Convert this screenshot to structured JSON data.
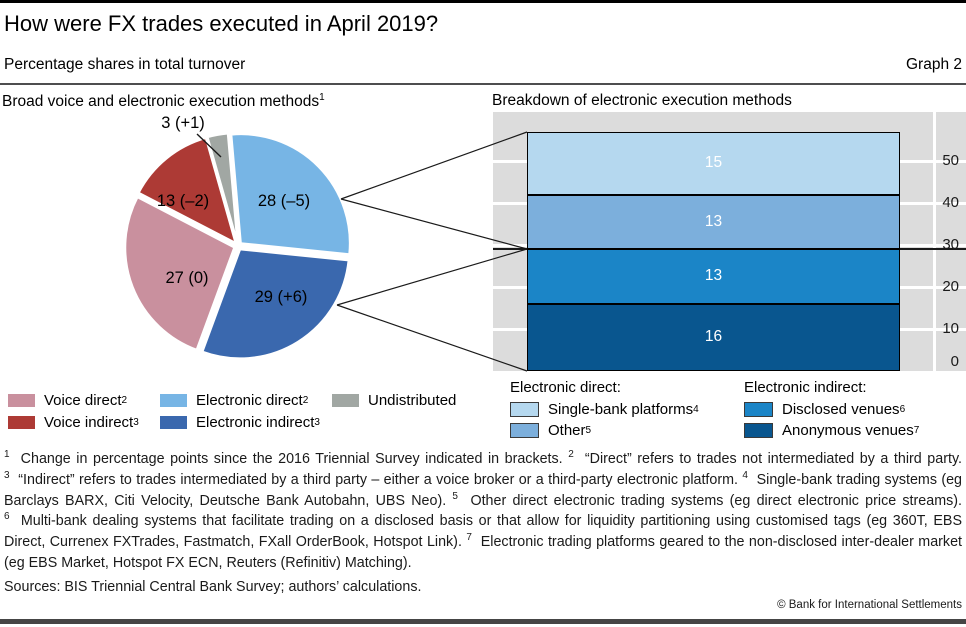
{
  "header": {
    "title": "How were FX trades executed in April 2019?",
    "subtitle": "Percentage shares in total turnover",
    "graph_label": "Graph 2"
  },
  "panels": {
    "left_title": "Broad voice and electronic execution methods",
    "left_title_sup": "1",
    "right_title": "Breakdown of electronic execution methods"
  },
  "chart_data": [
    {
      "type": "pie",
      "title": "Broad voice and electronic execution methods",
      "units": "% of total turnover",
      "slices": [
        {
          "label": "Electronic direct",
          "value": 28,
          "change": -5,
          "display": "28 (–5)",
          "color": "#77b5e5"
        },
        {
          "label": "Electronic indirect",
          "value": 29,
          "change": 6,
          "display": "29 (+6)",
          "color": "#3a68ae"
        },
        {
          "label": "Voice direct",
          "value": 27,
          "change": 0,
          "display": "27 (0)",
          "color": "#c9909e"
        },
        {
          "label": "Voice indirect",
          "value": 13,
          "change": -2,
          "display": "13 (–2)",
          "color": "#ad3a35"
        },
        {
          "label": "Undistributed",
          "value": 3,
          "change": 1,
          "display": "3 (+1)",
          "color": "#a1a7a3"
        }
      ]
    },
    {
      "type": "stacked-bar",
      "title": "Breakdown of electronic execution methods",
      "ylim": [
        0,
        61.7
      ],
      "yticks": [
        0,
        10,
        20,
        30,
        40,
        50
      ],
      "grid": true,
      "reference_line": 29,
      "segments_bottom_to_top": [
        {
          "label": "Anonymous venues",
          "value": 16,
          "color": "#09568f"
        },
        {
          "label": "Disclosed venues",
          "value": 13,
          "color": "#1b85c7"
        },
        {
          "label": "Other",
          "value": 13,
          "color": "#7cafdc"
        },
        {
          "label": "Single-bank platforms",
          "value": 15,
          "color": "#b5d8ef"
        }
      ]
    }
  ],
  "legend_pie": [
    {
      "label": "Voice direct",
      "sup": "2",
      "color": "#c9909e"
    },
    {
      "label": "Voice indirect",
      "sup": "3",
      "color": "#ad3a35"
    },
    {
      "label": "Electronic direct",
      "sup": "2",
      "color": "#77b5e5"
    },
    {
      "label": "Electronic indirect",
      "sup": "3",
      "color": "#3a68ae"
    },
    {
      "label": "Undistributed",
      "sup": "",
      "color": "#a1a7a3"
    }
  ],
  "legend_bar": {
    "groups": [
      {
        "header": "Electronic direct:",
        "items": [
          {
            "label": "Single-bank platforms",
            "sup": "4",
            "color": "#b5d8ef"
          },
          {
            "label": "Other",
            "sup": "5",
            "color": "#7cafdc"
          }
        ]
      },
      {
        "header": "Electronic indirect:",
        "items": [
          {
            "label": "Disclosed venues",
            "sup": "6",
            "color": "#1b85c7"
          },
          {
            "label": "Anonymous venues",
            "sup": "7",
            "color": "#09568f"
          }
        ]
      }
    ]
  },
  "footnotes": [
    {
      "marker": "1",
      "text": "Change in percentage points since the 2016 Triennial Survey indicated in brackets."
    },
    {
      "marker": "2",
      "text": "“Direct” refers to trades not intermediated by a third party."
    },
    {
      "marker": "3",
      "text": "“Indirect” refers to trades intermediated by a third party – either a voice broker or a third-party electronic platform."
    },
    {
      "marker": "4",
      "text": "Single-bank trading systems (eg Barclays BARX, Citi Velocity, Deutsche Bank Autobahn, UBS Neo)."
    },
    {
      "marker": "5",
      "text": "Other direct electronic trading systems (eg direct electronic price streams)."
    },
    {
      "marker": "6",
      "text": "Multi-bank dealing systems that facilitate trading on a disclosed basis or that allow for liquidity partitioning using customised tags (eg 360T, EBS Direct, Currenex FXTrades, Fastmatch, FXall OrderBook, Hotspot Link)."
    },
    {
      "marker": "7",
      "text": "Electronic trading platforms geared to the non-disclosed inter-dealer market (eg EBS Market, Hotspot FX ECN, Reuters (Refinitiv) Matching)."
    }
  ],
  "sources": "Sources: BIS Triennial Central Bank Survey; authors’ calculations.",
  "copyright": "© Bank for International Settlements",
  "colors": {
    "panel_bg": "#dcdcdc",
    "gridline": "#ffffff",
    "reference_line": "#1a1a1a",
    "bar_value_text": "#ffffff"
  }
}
########################################
Written problem:
Set down the records in full and exactly. Do not carry over any image.

Full output:
Convert this screenshot to structured JSON data.
{
  "header": {
    "title": "How were FX trades executed in April 2019?",
    "subtitle": "Percentage shares in total turnover",
    "graph_label": "Graph 2"
  },
  "panels": {
    "left_title": "Broad voice and electronic execution methods",
    "left_title_sup": "1",
    "right_title": "Breakdown of electronic execution methods"
  },
  "chart_data": [
    {
      "type": "pie",
      "title": "Broad voice and electronic execution methods",
      "units": "% of total turnover",
      "slices": [
        {
          "label": "Electronic direct",
          "value": 28,
          "change": -5,
          "display": "28 (–5)",
          "color": "#77b5e5"
        },
        {
          "label": "Electronic indirect",
          "value": 29,
          "change": 6,
          "display": "29 (+6)",
          "color": "#3a68ae"
        },
        {
          "label": "Voice direct",
          "value": 27,
          "change": 0,
          "display": "27 (0)",
          "color": "#c9909e"
        },
        {
          "label": "Voice indirect",
          "value": 13,
          "change": -2,
          "display": "13 (–2)",
          "color": "#ad3a35"
        },
        {
          "label": "Undistributed",
          "value": 3,
          "change": 1,
          "display": "3 (+1)",
          "color": "#a1a7a3"
        }
      ]
    },
    {
      "type": "stacked-bar",
      "title": "Breakdown of electronic execution methods",
      "ylim": [
        0,
        61.7
      ],
      "yticks": [
        0,
        10,
        20,
        30,
        40,
        50
      ],
      "grid": true,
      "reference_line": 29,
      "segments_bottom_to_top": [
        {
          "label": "Anonymous venues",
          "value": 16,
          "color": "#09568f"
        },
        {
          "label": "Disclosed venues",
          "value": 13,
          "color": "#1b85c7"
        },
        {
          "label": "Other",
          "value": 13,
          "color": "#7cafdc"
        },
        {
          "label": "Single-bank platforms",
          "value": 15,
          "color": "#b5d8ef"
        }
      ]
    }
  ],
  "legend_pie": [
    {
      "label": "Voice direct",
      "sup": "2",
      "color": "#c9909e"
    },
    {
      "label": "Voice indirect",
      "sup": "3",
      "color": "#ad3a35"
    },
    {
      "label": "Electronic direct",
      "sup": "2",
      "color": "#77b5e5"
    },
    {
      "label": "Electronic indirect",
      "sup": "3",
      "color": "#3a68ae"
    },
    {
      "label": "Undistributed",
      "sup": "",
      "color": "#a1a7a3"
    }
  ],
  "legend_bar": {
    "groups": [
      {
        "header": "Electronic direct:",
        "items": [
          {
            "label": "Single-bank platforms",
            "sup": "4",
            "color": "#b5d8ef"
          },
          {
            "label": "Other",
            "sup": "5",
            "color": "#7cafdc"
          }
        ]
      },
      {
        "header": "Electronic indirect:",
        "items": [
          {
            "label": "Disclosed venues",
            "sup": "6",
            "color": "#1b85c7"
          },
          {
            "label": "Anonymous venues",
            "sup": "7",
            "color": "#09568f"
          }
        ]
      }
    ]
  },
  "footnotes": [
    {
      "marker": "1",
      "text": "Change in percentage points since the 2016 Triennial Survey indicated in brackets."
    },
    {
      "marker": "2",
      "text": "“Direct” refers to trades not intermediated by a third party."
    },
    {
      "marker": "3",
      "text": "“Indirect” refers to trades intermediated by a third party – either a voice broker or a third-party electronic platform."
    },
    {
      "marker": "4",
      "text": "Single-bank trading systems (eg Barclays BARX, Citi Velocity, Deutsche Bank Autobahn, UBS Neo)."
    },
    {
      "marker": "5",
      "text": "Other direct electronic trading systems (eg direct electronic price streams)."
    },
    {
      "marker": "6",
      "text": "Multi-bank dealing systems that facilitate trading on a disclosed basis or that allow for liquidity partitioning using customised tags (eg 360T, EBS Direct, Currenex FXTrades, Fastmatch, FXall OrderBook, Hotspot Link)."
    },
    {
      "marker": "7",
      "text": "Electronic trading platforms geared to the non-disclosed inter-dealer market (eg EBS Market, Hotspot FX ECN, Reuters (Refinitiv) Matching)."
    }
  ],
  "sources": "Sources: BIS Triennial Central Bank Survey; authors’ calculations.",
  "copyright": "© Bank for International Settlements",
  "colors": {
    "panel_bg": "#dcdcdc",
    "gridline": "#ffffff",
    "reference_line": "#1a1a1a",
    "bar_value_text": "#ffffff"
  }
}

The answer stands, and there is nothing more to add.